**Direction:**
Restate every line of the material, word for word.
[start]
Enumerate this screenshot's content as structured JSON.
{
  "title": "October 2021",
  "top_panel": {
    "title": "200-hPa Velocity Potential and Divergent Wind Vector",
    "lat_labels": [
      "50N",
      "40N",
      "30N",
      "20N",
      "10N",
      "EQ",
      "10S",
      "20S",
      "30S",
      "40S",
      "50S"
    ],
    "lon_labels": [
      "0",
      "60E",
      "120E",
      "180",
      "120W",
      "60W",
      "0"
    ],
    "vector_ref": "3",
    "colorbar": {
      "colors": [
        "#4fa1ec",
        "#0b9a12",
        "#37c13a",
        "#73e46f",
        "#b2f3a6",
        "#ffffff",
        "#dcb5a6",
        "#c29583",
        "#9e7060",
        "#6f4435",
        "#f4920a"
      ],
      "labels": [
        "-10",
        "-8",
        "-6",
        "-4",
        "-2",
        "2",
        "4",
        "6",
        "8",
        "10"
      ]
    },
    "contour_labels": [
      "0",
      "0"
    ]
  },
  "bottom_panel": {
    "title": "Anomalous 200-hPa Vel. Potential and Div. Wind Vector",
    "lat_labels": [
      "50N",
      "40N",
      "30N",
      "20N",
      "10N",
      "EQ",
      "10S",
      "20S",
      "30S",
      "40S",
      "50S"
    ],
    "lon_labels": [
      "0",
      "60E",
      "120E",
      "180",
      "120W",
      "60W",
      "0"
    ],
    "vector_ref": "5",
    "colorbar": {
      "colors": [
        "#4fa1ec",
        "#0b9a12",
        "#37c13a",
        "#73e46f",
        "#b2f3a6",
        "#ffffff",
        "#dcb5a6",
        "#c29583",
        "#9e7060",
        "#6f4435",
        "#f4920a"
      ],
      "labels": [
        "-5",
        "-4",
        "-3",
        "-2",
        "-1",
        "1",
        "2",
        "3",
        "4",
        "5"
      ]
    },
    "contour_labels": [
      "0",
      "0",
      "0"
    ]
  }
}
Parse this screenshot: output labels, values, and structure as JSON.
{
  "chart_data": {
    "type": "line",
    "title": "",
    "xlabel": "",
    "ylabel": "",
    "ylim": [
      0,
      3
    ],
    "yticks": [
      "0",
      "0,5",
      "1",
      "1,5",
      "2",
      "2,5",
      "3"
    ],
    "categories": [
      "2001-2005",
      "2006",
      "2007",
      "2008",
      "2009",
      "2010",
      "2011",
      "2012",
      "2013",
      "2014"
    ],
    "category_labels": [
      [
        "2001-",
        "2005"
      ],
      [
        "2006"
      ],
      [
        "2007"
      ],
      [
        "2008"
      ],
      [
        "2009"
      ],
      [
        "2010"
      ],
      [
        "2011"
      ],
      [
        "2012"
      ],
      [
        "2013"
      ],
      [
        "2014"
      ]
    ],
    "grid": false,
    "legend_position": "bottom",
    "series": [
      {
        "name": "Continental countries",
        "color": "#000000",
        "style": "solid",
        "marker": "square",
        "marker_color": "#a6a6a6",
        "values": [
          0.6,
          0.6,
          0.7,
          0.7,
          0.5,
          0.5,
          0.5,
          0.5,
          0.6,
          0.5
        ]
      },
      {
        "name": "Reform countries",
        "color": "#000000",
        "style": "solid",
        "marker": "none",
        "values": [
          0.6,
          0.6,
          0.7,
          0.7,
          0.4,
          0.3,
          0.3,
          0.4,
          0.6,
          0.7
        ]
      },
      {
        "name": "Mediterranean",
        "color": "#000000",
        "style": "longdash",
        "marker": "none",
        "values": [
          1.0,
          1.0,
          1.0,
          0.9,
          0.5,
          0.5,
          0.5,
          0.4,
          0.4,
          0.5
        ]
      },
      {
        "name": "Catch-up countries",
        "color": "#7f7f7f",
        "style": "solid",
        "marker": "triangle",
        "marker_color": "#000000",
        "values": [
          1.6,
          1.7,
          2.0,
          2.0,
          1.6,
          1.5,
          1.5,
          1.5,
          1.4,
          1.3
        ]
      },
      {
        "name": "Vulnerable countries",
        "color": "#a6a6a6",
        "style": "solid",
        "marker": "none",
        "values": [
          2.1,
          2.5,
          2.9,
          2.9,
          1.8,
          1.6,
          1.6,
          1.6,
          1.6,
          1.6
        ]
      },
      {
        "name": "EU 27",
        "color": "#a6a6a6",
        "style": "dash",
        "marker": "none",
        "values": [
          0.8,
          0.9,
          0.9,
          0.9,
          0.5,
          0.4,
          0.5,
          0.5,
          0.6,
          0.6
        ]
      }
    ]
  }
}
[end]
**Exercise solution:**
Enumerate this screenshot's content as structured JSON.
{
  "title": "October 2021",
  "top_panel": {
    "title": "200-hPa Velocity Potential and Divergent Wind Vector",
    "lat_labels": [
      "50N",
      "40N",
      "30N",
      "20N",
      "10N",
      "EQ",
      "10S",
      "20S",
      "30S",
      "40S",
      "50S"
    ],
    "lon_labels": [
      "0",
      "60E",
      "120E",
      "180",
      "120W",
      "60W",
      "0"
    ],
    "vector_ref": "3",
    "colorbar": {
      "colors": [
        "#4fa1ec",
        "#0b9a12",
        "#37c13a",
        "#73e46f",
        "#b2f3a6",
        "#ffffff",
        "#dcb5a6",
        "#c29583",
        "#9e7060",
        "#6f4435",
        "#f4920a"
      ],
      "labels": [
        "-10",
        "-8",
        "-6",
        "-4",
        "-2",
        "2",
        "4",
        "6",
        "8",
        "10"
      ]
    },
    "contour_labels": [
      "0",
      "0"
    ]
  },
  "bottom_panel": {
    "title": "Anomalous 200-hPa Vel. Potential and Div. Wind Vector",
    "lat_labels": [
      "50N",
      "40N",
      "30N",
      "20N",
      "10N",
      "EQ",
      "10S",
      "20S",
      "30S",
      "40S",
      "50S"
    ],
    "lon_labels": [
      "0",
      "60E",
      "120E",
      "180",
      "120W",
      "60W",
      "0"
    ],
    "vector_ref": "5",
    "colorbar": {
      "colors": [
        "#4fa1ec",
        "#0b9a12",
        "#37c13a",
        "#73e46f",
        "#b2f3a6",
        "#ffffff",
        "#dcb5a6",
        "#c29583",
        "#9e7060",
        "#6f4435",
        "#f4920a"
      ],
      "labels": [
        "-5",
        "-4",
        "-3",
        "-2",
        "-1",
        "1",
        "2",
        "3",
        "4",
        "5"
      ]
    },
    "contour_labels": [
      "0",
      "0",
      "0"
    ]
  }
}
Parse this screenshot: output labels, values, and structure as JSON.
{
  "chart_data": {
    "type": "line",
    "title": "",
    "xlabel": "",
    "ylabel": "",
    "ylim": [
      0,
      3
    ],
    "yticks": [
      "0",
      "0,5",
      "1",
      "1,5",
      "2",
      "2,5",
      "3"
    ],
    "categories": [
      "2001-2005",
      "2006",
      "2007",
      "2008",
      "2009",
      "2010",
      "2011",
      "2012",
      "2013",
      "2014"
    ],
    "category_labels": [
      [
        "2001-",
        "2005"
      ],
      [
        "2006"
      ],
      [
        "2007"
      ],
      [
        "2008"
      ],
      [
        "2009"
      ],
      [
        "2010"
      ],
      [
        "2011"
      ],
      [
        "2012"
      ],
      [
        "2013"
      ],
      [
        "2014"
      ]
    ],
    "grid": false,
    "legend_position": "bottom",
    "series": [
      {
        "name": "Continental countries",
        "color": "#000000",
        "style": "solid",
        "marker": "square",
        "marker_color": "#a6a6a6",
        "values": [
          0.6,
          0.6,
          0.7,
          0.7,
          0.5,
          0.5,
          0.5,
          0.5,
          0.6,
          0.5
        ]
      },
      {
        "name": "Reform countries",
        "color": "#000000",
        "style": "solid",
        "marker": "none",
        "values": [
          0.6,
          0.6,
          0.7,
          0.7,
          0.4,
          0.3,
          0.3,
          0.4,
          0.6,
          0.7
        ]
      },
      {
        "name": "Mediterranean",
        "color": "#000000",
        "style": "longdash",
        "marker": "none",
        "values": [
          1.0,
          1.0,
          1.0,
          0.9,
          0.5,
          0.5,
          0.5,
          0.4,
          0.4,
          0.5
        ]
      },
      {
        "name": "Catch-up countries",
        "color": "#7f7f7f",
        "style": "solid",
        "marker": "triangle",
        "marker_color": "#000000",
        "values": [
          1.6,
          1.7,
          2.0,
          2.0,
          1.6,
          1.5,
          1.5,
          1.5,
          1.4,
          1.3
        ]
      },
      {
        "name": "Vulnerable countries",
        "color": "#a6a6a6",
        "style": "solid",
        "marker": "none",
        "values": [
          2.1,
          2.5,
          2.9,
          2.9,
          1.8,
          1.6,
          1.6,
          1.6,
          1.6,
          1.6
        ]
      },
      {
        "name": "EU 27",
        "color": "#a6a6a6",
        "style": "dash",
        "marker": "none",
        "values": [
          0.8,
          0.9,
          0.9,
          0.9,
          0.5,
          0.4,
          0.5,
          0.5,
          0.6,
          0.6
        ]
      }
    ]
  }
}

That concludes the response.